**TASK INSTRUCTIONS**
#1 In the knife review, how often does the writer wipe the blade with a dry cloth while cutting?
#2 Collect every line in the entries that contains the string "source". Case counts.

--- PASSAGE GIVEN ---

# Tojiro Gyuto F-695 Shirogami steel review.



## da_bsg

I have been using this product for one year, I am not a Japanese, I just like knife I collected many different type of gyuto or chef knives.

for the good point of this knife:
1. The weight just nice, it have well balance, the blade heavier than the handle making it using have good momentum.
2. The blade curve profile is excellent, not like the French style chef knife, this gyuto only have a little curve, making the cutting and slicing easy and comfortable.
3. The traditional build of handle is comfortable to grid. 
4. The blade edge have metal laminate Hamon pattern, looks fancy.

For the bad points:
1. It blade using Japanese white paper steel, shirogami core, and soft iron cover on each side, resulting it very easy to get rust, it will rust in a minutes, when using have to keep constant dry by wiping using dry cloth every 3-5 cuts , after every use have to clean, wipe dry, and oil. Before every use, have to use soup clean off the oil, repeat tediously every time. Which I find it not worth the time and effort.

2. The sharpness of edge DOES NOT hold well. For those who claim it holds the sharp edge well, I would say their level of SHARP is lower than mine sharpness defination, it will have good sharpness right after you whetstone sharpen it, the sharpness will drop immediately after your next use, let say 8 hours later, if you want back the ultra sharpness, u have to wetstone it again and again everytime before use it, edge holding are BAD, by the way, I am using soft rubber material chopping board.

Be warn for those who buy Japanese Gyuto, donot choose Shirogami or SKD steel core knife, it will disappoint you. Only Japanese are know how to appreciate their rusting charaters.

Summary: I kind of like this knife, because of it length, it light weight, good balance, the built, it style and look, and also the handle. It would be a wonderful knife to have only if change the core become VG-10 and sides are stainless steel.

--- MATERIAL PROVIDED ---

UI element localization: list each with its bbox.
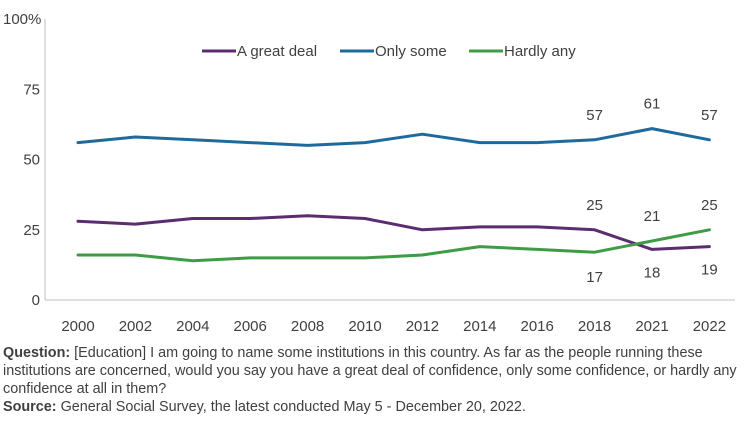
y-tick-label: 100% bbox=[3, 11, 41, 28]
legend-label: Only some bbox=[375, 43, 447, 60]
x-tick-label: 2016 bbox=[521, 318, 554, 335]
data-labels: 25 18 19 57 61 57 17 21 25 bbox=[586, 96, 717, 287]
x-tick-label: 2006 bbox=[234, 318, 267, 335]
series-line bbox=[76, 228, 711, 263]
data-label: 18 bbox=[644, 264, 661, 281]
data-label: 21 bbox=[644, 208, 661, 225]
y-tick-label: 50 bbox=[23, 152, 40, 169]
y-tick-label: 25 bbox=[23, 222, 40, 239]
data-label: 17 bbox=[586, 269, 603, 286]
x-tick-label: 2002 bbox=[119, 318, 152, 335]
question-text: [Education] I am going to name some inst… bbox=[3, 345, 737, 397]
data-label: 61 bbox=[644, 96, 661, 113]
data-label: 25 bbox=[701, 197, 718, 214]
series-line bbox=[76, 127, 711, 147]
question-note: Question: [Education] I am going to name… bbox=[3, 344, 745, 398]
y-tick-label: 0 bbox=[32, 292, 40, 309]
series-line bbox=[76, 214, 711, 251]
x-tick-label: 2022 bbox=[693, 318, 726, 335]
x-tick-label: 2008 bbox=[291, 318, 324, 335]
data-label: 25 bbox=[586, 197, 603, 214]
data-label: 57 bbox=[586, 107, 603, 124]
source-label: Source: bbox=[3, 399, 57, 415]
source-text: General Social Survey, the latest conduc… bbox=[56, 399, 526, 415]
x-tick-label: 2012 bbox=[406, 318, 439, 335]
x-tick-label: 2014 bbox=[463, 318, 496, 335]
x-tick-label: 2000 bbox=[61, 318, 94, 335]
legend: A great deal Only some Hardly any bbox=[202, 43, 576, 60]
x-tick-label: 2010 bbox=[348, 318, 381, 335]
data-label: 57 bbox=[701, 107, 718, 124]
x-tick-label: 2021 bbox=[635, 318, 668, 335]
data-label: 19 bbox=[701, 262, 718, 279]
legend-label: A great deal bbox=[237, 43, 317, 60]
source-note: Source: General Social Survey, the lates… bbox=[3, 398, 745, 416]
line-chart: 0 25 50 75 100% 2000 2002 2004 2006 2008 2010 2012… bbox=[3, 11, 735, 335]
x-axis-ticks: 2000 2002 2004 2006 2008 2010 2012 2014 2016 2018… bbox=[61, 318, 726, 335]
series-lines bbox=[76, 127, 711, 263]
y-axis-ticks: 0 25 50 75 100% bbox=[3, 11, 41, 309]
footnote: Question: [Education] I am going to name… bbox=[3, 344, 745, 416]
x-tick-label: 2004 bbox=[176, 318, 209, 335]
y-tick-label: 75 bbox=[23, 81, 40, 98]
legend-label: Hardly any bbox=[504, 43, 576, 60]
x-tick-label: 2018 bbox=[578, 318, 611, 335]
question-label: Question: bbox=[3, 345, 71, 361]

---
--- MATERIAL PROVIDED ---

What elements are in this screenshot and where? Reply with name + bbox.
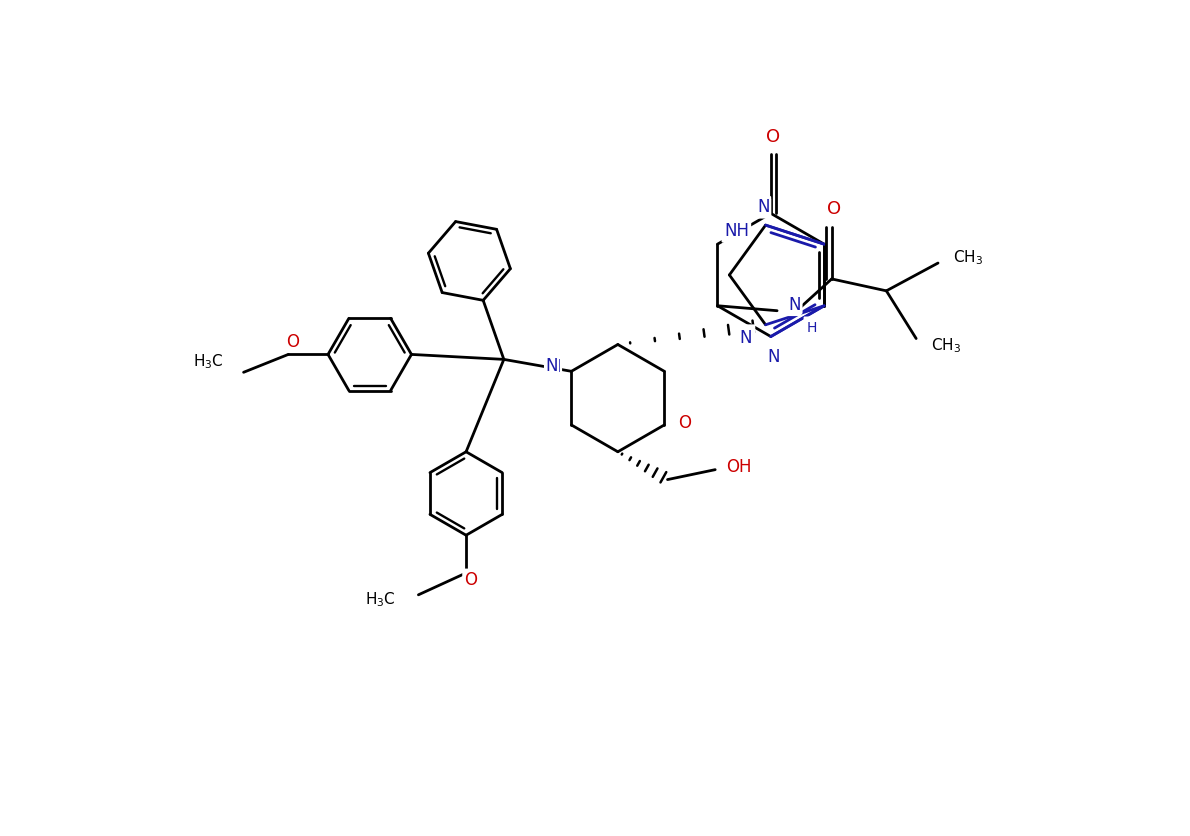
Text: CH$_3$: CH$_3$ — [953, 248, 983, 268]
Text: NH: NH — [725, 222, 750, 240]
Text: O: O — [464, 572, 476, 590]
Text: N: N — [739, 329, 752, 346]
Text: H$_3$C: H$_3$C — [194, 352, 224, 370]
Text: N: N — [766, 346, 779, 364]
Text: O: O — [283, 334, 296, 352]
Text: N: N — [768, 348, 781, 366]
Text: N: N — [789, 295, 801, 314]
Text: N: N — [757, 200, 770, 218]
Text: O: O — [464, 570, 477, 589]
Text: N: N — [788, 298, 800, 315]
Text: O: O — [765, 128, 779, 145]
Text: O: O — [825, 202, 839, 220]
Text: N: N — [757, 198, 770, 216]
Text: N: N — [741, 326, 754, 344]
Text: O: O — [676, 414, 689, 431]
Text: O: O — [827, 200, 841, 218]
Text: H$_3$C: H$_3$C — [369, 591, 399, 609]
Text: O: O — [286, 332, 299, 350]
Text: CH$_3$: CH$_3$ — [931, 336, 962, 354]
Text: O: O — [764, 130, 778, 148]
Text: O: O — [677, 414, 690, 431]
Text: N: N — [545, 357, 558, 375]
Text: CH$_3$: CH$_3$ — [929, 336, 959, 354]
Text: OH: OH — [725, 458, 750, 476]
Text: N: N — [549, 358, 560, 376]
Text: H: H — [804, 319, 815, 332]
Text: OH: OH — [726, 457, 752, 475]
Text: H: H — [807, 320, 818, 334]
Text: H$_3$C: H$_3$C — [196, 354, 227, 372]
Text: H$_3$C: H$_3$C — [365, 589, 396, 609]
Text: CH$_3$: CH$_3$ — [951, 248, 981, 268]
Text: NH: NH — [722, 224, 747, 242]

---

**ANSWERS TO THE PROBLEMS**
#1 Every 3-5 cuts.

#2
source-label: Source: bbox=[3, 399, 57, 415]
source-text: General Social Survey, the latest conduc… bbox=[56, 399, 526, 415]
source-note: Source: General Social Survey, the lates… bbox=[3, 398, 745, 416]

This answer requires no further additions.